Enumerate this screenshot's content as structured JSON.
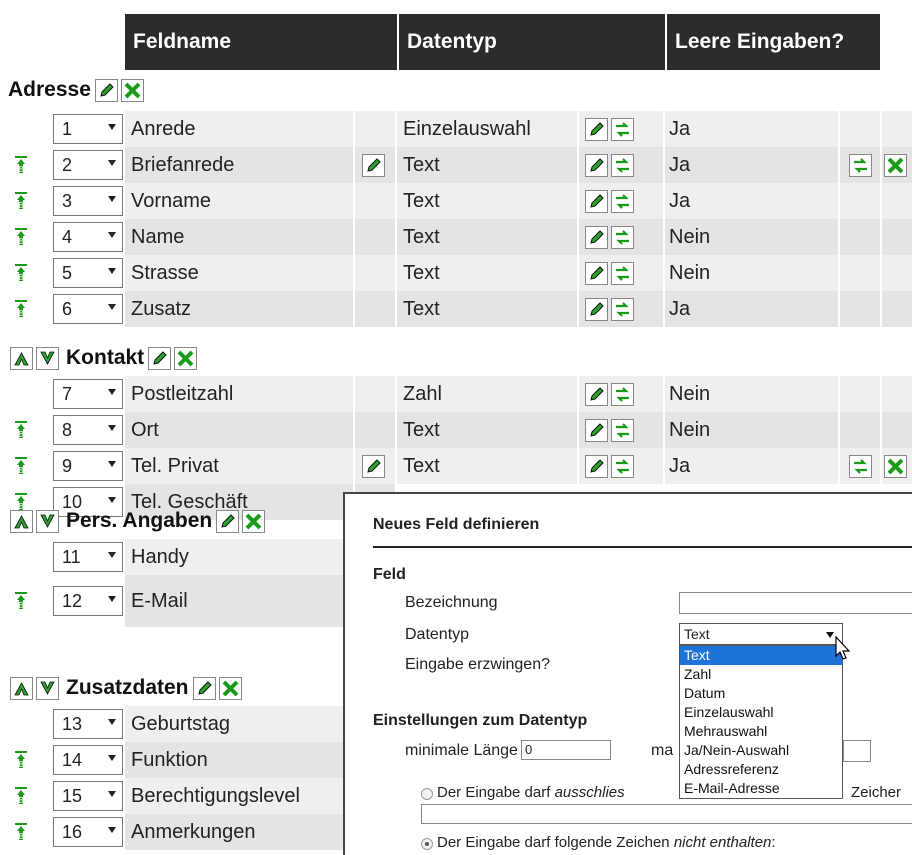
{
  "header": {
    "col_name": "Feldname",
    "col_type": "Datentyp",
    "col_empty": "Leere Eingaben?"
  },
  "groups": [
    {
      "title": "Adresse"
    },
    {
      "title": "Kontakt"
    },
    {
      "title": "Pers. Angaben"
    },
    {
      "title": "Zusatzdaten"
    }
  ],
  "rows": [
    {
      "num": "1",
      "name": "Anrede",
      "type": "Einzelauswahl",
      "empty": "Ja"
    },
    {
      "num": "2",
      "name": "Briefanrede",
      "type": "Text",
      "empty": "Ja"
    },
    {
      "num": "3",
      "name": "Vorname",
      "type": "Text",
      "empty": "Ja"
    },
    {
      "num": "4",
      "name": "Name",
      "type": "Text",
      "empty": "Nein"
    },
    {
      "num": "5",
      "name": "Strasse",
      "type": "Text",
      "empty": "Nein"
    },
    {
      "num": "6",
      "name": "Zusatz",
      "type": "Text",
      "empty": "Ja"
    },
    {
      "num": "7",
      "name": "Postleitzahl",
      "type": "Zahl",
      "empty": "Nein"
    },
    {
      "num": "8",
      "name": "Ort",
      "type": "Text",
      "empty": "Nein"
    },
    {
      "num": "9",
      "name": "Tel. Privat",
      "type": "Text",
      "empty": "Ja"
    },
    {
      "num": "10",
      "name": "Tel. Geschäft"
    },
    {
      "num": "11",
      "name": "Handy"
    },
    {
      "num": "12",
      "name": "E-Mail"
    },
    {
      "num": "13",
      "name": "Geburtstag"
    },
    {
      "num": "14",
      "name": "Funktion"
    },
    {
      "num": "15",
      "name": "Berechtigungslevel"
    },
    {
      "num": "16",
      "name": "Anmerkungen"
    }
  ],
  "dialog": {
    "title": "Neues Feld definieren",
    "section_field": "Feld",
    "label_name": "Bezeichnung",
    "label_type": "Datentyp",
    "label_required": "Eingabe erzwingen?",
    "type_selected": "Text",
    "type_options": [
      "Text",
      "Zahl",
      "Datum",
      "Einzelauswahl",
      "Mehrauswahl",
      "Ja/Nein-Auswahl",
      "Adressreferenz",
      "E-Mail-Adresse"
    ],
    "section_settings": "Einstellungen zum Datentyp",
    "min_length_label": "minimale Länge",
    "min_length_value": "0",
    "max_length_label_fragment": "ma",
    "radio1_prefix": "Der Eingabe darf ",
    "radio1_em": "ausschlies",
    "radio1_suffix": "Zeicher",
    "radio2_prefix": "Der Eingabe darf folgende Zeichen ",
    "radio2_em": "nicht enthalten",
    "radio2_suffix": ":"
  },
  "colors": {
    "header_bg": "#2b2b2b",
    "row_shade": "#e4e4e4",
    "row_plain": "#efefef",
    "icon_green": "#1a9a1a",
    "select_highlight": "#1e73d8"
  },
  "icons": [
    "edit-icon",
    "delete-icon",
    "convert-icon",
    "move-up-icon",
    "move-down-icon",
    "reorder-icon",
    "cursor-icon"
  ]
}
○ ○ ○
▸ **AIM OF THE TASK**
Where a line holds "title", copy that line.

▸ **TASK RESPONSE**
      "title": "Adresse"
      "title": "Kontakt"
      "title": "Pers. Angaben"
      "title": "Zusatzdaten"
    "title": "Neues Feld definieren",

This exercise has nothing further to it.